- [ÉNONCÉ]: Prolongez la critique du film « Au Nom de la Terre » en reprenant après la dernière phrase de son synopsis.

- [EXTRAIT DU DOCUMENT]:
>>>

[CRITIQUE] : Au Nom de la Terre
Réalisateur : Édouard Bergeon
Acteurs : Guillaume Canet, Veerle Baetens, Anthony Bajon, Rufus,…
Distributeur : Diaphana Distribution
Budget : -
Genre : Drame.
Nationalité : Français.
Durée : 1h43min.
Synopsis :
Pierre a 25 ans quand il rentre du Wyoming pour retrouver Claire sa fiancée et reprendre la ferme familiale. Vingt ans plus tard, l'exploitation s’est agrandie, la famille aussi. C’est le temps des jours heureux, du moins au début… Les dettes s’accumulent et Pierre s’épuise au travail. Malgré l’amour de sa femme et ses enfants, il sombre peu à peu… Construit comme une saga familiale, et d’après la propre histoire du réalisateur, le film porte un regard humain sur l’évolution du monde agricole de ces 40 dernières années.

<<<

- [DONNÉES]:
>>>

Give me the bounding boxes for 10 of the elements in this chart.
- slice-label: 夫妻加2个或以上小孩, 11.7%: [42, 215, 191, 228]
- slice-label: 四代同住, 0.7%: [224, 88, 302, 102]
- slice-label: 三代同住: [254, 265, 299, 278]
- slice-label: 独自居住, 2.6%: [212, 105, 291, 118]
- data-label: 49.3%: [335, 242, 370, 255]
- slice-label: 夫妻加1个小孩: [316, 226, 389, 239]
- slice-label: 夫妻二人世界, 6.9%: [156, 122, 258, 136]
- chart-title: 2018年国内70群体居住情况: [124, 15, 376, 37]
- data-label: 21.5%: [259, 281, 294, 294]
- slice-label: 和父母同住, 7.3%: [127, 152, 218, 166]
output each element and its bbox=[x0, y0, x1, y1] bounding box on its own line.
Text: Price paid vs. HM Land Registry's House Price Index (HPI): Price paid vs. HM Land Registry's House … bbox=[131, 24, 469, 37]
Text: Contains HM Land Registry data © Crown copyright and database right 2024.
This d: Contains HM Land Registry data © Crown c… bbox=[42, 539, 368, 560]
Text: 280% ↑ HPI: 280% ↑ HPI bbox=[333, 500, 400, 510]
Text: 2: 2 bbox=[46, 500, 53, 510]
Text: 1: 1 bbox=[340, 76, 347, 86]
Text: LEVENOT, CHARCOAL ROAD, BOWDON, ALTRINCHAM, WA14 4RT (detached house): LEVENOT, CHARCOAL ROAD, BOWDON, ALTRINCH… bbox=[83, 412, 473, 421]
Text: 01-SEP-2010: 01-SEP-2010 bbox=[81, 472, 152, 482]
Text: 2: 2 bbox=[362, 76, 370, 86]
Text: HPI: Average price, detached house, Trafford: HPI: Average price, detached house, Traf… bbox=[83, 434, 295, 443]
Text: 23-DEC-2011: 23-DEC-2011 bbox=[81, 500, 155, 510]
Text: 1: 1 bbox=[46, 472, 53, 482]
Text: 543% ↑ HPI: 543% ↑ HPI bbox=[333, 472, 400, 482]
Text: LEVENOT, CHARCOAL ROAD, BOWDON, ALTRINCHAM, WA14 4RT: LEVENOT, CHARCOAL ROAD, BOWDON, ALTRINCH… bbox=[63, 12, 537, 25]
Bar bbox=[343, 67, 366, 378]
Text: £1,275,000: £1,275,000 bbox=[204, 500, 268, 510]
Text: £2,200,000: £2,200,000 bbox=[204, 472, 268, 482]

<<<

- [ZONE DE RÉPONSE]:
Critique :
Digne dans sa vérité douloureuse, politique dans sa mise en image d'un sacrifice constant et trop rarement reconnu,#AuNomdelaTerre est une oeuvre belle et puissante de modestie, une séance nécessaire qui pousse à la réflexion un auditoire qui restera longtemps hanté par sa vision pic.twitter.com/mTgmDrVENq— FuckingCinephiles (@FuckCinephiles) September 25, 2019
Si l'équilibre était sensiblement précaire mais bien réel il y a encore quelques années, gageons aujourd'hui que la balance tourne nettement à l'avantage d'un fait plutôt que de l'autre : Guillaume Canet acteur est infiniment plus passionnant à suivre, que le Guillaume Canet réalisateur.
Non pas que le bonhomme ait moins à dire derrière une caméra - ce serait extrême -, disons plutôt que sa propension à bien s'entourer et à tout donner dans des projets ciblés, chez les caméras des autres, laissent bien plus une marque sur nos rétines que lorsqu'il s'échine à conter ses propres histoires.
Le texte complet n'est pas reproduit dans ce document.